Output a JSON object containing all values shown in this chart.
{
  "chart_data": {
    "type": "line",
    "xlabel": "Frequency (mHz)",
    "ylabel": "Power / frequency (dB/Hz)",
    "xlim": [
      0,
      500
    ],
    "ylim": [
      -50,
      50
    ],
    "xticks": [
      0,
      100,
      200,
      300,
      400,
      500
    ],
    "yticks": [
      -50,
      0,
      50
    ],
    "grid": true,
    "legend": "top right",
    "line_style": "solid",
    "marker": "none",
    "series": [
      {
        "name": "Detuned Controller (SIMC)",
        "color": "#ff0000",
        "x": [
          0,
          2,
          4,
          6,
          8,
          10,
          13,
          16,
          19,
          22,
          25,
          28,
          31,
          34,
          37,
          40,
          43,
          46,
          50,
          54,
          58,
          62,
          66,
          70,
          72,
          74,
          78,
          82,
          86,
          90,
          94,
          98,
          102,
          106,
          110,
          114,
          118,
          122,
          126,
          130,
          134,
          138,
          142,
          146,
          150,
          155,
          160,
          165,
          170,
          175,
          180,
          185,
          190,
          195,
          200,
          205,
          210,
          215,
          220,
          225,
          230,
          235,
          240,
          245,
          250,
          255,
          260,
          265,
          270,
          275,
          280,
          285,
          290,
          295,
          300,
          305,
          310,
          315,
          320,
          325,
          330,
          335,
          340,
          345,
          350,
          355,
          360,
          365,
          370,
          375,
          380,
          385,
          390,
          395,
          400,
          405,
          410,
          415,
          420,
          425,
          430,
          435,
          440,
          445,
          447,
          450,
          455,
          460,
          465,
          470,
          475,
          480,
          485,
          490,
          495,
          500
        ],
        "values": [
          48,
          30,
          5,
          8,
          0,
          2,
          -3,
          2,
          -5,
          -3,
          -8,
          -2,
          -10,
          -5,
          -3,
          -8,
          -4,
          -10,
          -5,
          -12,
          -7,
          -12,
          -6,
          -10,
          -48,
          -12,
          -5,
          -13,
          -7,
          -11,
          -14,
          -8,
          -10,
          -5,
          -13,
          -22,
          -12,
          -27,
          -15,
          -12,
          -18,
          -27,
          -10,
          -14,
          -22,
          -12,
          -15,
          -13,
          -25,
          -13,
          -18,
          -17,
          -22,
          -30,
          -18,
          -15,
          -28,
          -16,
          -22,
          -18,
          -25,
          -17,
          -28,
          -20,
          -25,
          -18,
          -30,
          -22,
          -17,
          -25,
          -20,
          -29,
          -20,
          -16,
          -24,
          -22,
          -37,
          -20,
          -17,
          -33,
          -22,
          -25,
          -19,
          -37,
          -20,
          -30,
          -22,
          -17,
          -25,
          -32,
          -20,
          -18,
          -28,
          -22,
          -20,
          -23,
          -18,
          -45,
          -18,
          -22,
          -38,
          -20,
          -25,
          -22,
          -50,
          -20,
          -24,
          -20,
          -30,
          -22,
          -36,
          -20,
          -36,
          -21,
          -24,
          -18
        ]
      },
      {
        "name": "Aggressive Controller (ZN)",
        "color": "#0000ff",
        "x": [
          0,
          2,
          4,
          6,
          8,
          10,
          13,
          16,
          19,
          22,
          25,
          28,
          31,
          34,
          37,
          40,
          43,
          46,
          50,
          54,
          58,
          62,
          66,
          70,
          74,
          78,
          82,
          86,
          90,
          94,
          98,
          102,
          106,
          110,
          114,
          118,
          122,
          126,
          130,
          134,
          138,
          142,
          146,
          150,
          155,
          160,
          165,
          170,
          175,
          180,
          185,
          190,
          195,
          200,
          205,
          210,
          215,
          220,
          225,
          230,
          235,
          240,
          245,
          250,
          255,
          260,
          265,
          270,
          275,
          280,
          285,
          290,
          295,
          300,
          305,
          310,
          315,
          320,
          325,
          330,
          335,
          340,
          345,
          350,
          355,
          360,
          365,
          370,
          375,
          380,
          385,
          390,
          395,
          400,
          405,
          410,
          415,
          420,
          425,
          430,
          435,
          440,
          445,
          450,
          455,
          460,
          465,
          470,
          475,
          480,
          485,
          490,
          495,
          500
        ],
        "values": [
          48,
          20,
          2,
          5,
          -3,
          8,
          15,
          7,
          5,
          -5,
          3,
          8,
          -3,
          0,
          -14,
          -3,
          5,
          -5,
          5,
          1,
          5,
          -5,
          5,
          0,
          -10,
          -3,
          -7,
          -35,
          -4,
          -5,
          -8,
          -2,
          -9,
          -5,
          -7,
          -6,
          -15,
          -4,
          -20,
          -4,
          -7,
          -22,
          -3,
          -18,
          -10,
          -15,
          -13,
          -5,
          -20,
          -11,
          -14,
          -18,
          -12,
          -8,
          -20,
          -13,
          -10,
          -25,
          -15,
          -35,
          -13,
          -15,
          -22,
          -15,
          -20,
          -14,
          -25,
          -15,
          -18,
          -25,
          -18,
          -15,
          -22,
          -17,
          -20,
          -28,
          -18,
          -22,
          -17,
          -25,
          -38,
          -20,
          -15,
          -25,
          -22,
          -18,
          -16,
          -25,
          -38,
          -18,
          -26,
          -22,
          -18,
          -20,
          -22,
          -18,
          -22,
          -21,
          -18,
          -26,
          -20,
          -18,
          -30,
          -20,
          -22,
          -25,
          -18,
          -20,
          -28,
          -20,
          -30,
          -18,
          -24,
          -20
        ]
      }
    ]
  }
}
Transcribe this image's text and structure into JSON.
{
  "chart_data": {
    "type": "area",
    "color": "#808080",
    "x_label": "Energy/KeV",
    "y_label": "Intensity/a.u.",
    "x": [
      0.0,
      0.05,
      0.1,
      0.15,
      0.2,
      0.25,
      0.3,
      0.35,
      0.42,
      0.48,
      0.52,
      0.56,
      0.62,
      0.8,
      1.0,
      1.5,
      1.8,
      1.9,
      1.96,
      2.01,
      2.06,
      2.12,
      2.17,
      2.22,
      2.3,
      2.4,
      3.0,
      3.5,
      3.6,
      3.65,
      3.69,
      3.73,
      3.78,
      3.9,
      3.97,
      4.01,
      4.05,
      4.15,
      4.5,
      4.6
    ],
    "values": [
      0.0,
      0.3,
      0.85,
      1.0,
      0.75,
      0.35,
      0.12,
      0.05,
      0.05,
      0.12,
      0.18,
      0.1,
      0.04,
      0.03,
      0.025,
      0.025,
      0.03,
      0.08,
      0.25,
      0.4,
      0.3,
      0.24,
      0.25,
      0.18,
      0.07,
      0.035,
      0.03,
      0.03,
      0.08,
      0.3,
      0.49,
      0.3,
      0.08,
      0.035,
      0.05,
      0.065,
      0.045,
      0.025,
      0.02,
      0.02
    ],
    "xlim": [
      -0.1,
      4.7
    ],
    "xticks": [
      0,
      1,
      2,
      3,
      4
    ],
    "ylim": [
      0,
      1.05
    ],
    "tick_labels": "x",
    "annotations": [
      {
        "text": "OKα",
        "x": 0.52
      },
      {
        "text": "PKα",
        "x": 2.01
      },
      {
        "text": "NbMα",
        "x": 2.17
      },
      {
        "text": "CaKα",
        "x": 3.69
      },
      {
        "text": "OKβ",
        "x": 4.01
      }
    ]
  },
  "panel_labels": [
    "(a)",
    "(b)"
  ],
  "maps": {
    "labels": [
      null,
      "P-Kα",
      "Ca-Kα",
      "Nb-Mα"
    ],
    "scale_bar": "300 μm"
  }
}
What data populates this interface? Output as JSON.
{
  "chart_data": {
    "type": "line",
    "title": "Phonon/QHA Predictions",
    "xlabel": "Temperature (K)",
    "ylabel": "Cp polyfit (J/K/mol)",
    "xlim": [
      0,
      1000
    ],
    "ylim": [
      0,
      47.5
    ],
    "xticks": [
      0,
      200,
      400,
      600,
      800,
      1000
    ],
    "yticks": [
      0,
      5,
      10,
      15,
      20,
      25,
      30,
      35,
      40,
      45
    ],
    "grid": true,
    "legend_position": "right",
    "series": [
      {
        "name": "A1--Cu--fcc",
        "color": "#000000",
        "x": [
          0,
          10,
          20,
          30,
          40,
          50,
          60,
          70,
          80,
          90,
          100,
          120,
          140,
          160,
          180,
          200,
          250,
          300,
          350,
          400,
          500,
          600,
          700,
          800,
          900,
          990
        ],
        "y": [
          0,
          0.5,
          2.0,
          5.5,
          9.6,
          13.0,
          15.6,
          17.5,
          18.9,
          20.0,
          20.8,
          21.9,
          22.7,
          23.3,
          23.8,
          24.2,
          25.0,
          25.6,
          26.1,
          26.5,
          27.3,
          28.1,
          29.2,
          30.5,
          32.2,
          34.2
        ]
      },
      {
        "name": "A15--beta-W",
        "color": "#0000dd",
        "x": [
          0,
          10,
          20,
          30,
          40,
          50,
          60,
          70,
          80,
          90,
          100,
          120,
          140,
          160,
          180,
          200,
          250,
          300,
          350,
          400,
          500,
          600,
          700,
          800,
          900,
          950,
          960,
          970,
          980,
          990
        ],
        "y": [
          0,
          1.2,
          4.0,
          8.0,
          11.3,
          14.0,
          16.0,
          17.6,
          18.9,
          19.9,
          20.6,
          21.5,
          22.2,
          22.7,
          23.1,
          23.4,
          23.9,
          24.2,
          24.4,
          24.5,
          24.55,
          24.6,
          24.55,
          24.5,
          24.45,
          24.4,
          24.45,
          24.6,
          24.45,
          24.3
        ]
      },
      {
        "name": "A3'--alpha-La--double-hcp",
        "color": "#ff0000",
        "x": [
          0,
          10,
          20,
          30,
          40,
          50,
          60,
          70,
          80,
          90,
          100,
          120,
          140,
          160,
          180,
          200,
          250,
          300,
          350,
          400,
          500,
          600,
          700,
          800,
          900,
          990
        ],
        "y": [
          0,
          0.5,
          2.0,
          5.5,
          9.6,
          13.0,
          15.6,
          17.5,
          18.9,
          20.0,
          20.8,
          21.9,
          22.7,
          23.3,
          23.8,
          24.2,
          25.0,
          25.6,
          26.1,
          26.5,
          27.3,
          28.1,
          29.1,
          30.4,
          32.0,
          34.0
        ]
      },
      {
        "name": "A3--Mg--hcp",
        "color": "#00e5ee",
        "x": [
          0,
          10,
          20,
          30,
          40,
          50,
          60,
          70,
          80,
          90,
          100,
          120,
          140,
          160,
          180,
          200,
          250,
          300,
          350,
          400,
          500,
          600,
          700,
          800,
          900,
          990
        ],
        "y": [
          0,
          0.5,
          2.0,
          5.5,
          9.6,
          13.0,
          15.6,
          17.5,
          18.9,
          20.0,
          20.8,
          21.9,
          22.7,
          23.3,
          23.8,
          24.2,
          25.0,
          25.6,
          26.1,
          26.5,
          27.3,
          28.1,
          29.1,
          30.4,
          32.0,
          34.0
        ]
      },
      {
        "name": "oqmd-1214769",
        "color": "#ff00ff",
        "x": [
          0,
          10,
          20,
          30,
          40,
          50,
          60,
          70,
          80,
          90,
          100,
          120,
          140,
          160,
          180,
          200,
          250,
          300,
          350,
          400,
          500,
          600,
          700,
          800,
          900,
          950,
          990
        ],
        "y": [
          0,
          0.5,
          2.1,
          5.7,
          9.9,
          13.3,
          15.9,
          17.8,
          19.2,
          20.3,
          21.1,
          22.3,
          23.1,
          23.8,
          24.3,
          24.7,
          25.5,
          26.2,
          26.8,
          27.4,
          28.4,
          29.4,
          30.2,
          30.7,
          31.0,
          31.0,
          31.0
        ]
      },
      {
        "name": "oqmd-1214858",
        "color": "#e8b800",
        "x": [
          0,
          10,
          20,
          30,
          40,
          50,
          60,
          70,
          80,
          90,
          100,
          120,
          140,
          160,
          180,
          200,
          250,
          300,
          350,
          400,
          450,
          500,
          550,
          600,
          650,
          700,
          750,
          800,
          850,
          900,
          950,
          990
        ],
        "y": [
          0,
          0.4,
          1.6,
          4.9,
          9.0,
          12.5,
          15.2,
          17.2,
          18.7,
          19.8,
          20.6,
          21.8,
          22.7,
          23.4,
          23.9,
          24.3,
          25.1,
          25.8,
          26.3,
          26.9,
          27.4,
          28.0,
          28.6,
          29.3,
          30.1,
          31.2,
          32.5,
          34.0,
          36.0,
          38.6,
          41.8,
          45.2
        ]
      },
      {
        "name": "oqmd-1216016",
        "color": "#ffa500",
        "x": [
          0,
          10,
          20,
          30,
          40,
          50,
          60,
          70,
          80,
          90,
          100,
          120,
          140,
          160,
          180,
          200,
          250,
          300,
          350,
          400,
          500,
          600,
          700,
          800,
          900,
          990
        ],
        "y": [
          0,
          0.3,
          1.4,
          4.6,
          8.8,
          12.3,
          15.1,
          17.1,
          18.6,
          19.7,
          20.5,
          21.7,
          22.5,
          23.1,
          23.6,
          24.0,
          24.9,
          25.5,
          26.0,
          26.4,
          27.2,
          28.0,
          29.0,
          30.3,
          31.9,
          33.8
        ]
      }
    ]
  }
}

━━━

§ What you have to do:
Tell how many lines of the data above hold the string "color". Give only the number.

§ Result for this task:
10